> _WRITTEN REQUEST_: Using the records below, locate all lines containing "Explore" and return them.

[INPUT start]

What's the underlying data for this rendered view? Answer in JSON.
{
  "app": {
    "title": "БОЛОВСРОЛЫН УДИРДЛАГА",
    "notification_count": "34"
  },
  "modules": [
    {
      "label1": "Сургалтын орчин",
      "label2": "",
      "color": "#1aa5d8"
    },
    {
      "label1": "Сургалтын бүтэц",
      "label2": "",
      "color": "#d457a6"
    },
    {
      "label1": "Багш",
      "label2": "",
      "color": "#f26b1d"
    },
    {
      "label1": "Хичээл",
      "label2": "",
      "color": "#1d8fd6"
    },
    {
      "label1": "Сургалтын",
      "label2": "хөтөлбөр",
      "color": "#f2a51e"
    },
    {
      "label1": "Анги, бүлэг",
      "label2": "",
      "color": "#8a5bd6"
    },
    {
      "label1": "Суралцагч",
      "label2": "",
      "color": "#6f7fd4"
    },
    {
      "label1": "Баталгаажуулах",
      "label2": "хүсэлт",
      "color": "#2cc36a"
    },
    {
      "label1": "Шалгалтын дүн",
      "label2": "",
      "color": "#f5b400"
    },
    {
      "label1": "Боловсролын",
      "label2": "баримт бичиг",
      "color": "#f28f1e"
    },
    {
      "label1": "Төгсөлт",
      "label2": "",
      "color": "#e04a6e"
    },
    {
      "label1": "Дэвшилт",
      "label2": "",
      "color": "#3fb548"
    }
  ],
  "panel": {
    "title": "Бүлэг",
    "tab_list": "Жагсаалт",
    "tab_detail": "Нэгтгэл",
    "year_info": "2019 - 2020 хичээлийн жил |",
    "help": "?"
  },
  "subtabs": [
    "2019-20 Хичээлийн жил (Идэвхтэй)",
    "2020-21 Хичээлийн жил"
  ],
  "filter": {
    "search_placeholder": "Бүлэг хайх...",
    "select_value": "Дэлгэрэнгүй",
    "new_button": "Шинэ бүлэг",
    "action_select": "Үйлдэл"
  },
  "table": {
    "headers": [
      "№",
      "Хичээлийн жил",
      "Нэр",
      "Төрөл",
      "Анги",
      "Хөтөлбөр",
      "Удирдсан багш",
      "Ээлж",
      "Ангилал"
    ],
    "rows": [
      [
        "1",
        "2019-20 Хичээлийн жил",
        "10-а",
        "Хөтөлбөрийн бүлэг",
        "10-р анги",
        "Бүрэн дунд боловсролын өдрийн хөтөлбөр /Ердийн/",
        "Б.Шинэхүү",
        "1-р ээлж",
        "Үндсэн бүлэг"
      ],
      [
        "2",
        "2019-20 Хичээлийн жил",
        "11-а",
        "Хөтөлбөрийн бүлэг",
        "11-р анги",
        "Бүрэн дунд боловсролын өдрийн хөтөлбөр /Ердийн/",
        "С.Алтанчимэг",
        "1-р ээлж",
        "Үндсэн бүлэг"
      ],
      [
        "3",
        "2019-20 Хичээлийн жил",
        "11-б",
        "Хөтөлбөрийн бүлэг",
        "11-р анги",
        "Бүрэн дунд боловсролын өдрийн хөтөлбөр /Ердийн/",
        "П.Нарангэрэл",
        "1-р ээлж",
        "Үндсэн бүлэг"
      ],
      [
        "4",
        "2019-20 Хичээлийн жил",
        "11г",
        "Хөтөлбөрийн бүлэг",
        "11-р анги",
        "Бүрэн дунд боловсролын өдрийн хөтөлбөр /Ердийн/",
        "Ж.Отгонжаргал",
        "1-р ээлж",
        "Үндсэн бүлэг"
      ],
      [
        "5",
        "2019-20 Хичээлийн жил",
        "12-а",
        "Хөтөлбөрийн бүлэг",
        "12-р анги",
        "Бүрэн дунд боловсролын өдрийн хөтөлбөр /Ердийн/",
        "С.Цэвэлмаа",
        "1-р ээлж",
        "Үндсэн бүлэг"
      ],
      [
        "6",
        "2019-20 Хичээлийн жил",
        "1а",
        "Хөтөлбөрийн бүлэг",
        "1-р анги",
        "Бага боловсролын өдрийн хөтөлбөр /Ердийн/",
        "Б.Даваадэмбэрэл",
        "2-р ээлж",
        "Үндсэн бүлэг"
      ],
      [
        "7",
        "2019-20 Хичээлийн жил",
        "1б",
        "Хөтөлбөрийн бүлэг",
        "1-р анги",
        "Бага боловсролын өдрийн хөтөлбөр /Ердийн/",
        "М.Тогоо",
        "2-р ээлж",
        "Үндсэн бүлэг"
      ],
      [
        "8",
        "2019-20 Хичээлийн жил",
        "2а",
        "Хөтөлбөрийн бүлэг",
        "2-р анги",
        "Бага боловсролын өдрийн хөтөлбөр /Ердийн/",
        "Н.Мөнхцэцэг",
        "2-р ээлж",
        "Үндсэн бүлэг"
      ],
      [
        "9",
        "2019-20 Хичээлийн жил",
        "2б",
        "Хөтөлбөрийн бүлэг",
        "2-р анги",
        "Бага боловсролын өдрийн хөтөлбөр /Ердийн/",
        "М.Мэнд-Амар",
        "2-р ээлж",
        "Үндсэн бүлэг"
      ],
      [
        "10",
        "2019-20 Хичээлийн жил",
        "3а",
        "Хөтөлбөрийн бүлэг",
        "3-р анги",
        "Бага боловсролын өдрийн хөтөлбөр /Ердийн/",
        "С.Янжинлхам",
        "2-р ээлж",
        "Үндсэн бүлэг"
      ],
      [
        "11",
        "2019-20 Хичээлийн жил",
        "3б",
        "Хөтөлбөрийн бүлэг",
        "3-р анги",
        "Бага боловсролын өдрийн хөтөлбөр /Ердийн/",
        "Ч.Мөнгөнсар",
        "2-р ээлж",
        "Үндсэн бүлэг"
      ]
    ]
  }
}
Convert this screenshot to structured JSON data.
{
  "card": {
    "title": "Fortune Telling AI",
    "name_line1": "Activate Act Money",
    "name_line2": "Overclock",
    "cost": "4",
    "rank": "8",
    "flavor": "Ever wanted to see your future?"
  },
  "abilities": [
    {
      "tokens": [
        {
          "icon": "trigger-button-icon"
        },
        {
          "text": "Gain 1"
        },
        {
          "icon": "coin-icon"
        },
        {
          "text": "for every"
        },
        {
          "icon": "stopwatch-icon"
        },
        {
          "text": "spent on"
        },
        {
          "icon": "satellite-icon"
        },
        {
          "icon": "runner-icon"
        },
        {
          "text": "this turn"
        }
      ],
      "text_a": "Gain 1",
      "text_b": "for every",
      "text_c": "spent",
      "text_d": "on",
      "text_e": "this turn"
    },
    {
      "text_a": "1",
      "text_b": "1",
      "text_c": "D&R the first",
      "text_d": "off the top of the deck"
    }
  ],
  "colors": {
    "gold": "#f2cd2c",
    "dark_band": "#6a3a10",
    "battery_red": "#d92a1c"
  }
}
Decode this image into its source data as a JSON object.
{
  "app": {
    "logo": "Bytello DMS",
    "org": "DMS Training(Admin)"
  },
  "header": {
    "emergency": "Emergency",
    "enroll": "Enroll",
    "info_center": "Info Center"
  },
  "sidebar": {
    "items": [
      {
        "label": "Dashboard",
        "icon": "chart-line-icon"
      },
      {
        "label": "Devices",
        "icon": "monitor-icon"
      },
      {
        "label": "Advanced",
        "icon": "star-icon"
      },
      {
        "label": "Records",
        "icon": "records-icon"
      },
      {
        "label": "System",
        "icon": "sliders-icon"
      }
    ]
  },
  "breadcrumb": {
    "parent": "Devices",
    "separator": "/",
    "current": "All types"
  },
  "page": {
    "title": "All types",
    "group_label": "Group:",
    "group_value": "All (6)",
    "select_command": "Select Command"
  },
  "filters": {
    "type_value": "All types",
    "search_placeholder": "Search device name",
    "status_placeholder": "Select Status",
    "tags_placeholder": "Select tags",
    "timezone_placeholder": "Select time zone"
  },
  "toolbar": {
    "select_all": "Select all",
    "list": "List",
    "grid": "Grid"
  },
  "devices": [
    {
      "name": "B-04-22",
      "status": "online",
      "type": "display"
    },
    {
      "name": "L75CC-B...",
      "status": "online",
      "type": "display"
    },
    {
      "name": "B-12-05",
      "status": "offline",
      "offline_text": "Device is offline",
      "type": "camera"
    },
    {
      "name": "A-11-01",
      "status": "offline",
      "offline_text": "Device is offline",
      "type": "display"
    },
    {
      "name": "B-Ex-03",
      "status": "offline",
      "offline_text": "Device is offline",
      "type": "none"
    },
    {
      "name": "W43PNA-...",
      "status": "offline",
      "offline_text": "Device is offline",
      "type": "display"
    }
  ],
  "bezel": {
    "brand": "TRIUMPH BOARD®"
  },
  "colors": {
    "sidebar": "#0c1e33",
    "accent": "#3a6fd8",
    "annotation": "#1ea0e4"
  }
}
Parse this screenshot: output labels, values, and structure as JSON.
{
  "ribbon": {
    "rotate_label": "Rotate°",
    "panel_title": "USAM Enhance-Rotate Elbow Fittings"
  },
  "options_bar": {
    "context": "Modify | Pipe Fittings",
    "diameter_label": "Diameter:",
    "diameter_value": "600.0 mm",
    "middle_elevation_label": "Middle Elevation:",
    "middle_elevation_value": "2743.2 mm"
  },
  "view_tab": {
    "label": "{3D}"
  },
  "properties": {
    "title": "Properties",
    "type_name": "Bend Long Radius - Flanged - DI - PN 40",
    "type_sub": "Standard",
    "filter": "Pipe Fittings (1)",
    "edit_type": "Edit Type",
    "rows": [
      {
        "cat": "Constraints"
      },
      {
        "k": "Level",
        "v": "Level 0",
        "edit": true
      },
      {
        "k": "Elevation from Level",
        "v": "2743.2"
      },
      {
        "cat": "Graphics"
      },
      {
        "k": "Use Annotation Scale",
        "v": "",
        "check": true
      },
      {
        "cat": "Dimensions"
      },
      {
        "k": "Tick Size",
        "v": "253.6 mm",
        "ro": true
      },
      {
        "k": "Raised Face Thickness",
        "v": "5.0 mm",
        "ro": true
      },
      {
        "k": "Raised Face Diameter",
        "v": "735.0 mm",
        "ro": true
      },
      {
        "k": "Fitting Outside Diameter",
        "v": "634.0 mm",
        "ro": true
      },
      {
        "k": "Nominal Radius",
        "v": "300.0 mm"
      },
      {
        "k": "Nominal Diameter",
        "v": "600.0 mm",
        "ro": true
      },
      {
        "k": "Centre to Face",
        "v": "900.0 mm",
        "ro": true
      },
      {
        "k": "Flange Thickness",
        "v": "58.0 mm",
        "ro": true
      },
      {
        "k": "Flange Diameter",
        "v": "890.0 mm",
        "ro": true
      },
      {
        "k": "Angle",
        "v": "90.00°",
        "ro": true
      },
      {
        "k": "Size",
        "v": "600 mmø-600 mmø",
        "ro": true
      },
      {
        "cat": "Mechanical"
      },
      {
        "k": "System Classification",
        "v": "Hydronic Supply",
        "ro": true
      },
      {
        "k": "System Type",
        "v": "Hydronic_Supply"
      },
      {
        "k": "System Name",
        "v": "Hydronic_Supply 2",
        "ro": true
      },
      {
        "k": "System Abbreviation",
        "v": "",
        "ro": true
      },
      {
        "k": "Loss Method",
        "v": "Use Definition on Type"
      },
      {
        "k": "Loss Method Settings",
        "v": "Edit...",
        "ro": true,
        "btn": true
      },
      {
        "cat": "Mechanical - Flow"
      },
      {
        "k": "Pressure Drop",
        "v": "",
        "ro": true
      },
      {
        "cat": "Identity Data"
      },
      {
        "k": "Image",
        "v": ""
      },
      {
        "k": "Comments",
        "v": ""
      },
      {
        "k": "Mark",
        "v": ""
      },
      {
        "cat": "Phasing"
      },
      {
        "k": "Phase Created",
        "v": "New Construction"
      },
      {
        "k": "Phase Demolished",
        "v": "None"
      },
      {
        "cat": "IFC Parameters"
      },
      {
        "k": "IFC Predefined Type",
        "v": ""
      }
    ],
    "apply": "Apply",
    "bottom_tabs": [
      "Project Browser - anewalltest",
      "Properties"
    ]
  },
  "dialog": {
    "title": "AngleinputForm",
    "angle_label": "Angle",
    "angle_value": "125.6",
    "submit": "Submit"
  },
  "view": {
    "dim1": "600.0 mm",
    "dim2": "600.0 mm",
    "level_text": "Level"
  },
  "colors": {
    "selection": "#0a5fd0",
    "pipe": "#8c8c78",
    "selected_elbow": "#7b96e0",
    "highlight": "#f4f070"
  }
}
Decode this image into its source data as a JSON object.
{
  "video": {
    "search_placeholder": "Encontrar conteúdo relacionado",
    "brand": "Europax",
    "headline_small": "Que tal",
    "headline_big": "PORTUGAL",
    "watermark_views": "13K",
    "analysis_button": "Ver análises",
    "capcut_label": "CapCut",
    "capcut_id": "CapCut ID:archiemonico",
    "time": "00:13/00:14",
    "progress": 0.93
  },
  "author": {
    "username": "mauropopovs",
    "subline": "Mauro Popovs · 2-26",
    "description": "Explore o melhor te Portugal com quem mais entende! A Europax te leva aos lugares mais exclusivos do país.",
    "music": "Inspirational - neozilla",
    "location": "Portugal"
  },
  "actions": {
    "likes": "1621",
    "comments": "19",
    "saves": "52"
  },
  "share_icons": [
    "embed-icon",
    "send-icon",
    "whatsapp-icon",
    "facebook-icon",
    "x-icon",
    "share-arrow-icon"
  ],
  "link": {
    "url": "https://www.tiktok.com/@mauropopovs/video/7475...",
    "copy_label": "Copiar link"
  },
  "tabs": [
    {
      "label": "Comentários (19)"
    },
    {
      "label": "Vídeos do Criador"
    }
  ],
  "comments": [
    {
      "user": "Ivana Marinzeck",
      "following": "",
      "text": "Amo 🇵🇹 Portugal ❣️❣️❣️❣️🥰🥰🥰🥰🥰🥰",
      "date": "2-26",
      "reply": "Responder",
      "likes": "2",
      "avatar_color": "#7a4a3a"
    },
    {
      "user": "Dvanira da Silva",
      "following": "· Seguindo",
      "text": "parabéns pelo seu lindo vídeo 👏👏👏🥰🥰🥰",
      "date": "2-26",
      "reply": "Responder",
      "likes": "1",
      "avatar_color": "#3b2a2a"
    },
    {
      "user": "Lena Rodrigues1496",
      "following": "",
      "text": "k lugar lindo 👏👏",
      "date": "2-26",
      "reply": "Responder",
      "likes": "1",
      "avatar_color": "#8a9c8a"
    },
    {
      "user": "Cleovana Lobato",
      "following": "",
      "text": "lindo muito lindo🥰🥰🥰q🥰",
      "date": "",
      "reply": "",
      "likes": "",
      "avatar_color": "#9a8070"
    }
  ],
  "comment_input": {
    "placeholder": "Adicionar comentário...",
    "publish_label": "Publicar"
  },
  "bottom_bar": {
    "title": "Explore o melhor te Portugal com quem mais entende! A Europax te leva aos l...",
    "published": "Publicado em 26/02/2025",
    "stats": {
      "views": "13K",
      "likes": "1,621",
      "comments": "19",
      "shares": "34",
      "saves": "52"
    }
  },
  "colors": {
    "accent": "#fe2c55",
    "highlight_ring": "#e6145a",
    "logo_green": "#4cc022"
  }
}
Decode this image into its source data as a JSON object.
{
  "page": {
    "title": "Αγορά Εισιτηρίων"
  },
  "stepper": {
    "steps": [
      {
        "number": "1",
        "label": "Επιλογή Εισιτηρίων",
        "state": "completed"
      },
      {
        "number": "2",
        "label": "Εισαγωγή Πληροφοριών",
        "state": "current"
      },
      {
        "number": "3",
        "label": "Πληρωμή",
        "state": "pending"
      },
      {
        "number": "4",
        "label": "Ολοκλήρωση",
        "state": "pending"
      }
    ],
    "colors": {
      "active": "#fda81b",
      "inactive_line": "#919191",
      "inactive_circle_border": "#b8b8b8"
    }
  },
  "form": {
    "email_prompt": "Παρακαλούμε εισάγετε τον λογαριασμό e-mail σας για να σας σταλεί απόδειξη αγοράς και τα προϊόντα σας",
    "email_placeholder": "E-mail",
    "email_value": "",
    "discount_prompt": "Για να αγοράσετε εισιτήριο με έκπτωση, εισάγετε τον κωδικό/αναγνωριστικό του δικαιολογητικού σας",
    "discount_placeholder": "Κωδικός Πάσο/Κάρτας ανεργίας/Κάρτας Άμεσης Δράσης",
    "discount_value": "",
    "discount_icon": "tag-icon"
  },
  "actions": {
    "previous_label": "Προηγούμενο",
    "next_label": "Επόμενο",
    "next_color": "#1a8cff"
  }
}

[INPUT end]

> _EXERCISE OUTPUT_:
    "description": "Explore o melhor te Portugal com quem mais entende! A Europax te leva aos lugares mais exclusivos do país.",
    "title": "Explore o melhor te Portugal com quem mais entende! A Europax te leva aos l...",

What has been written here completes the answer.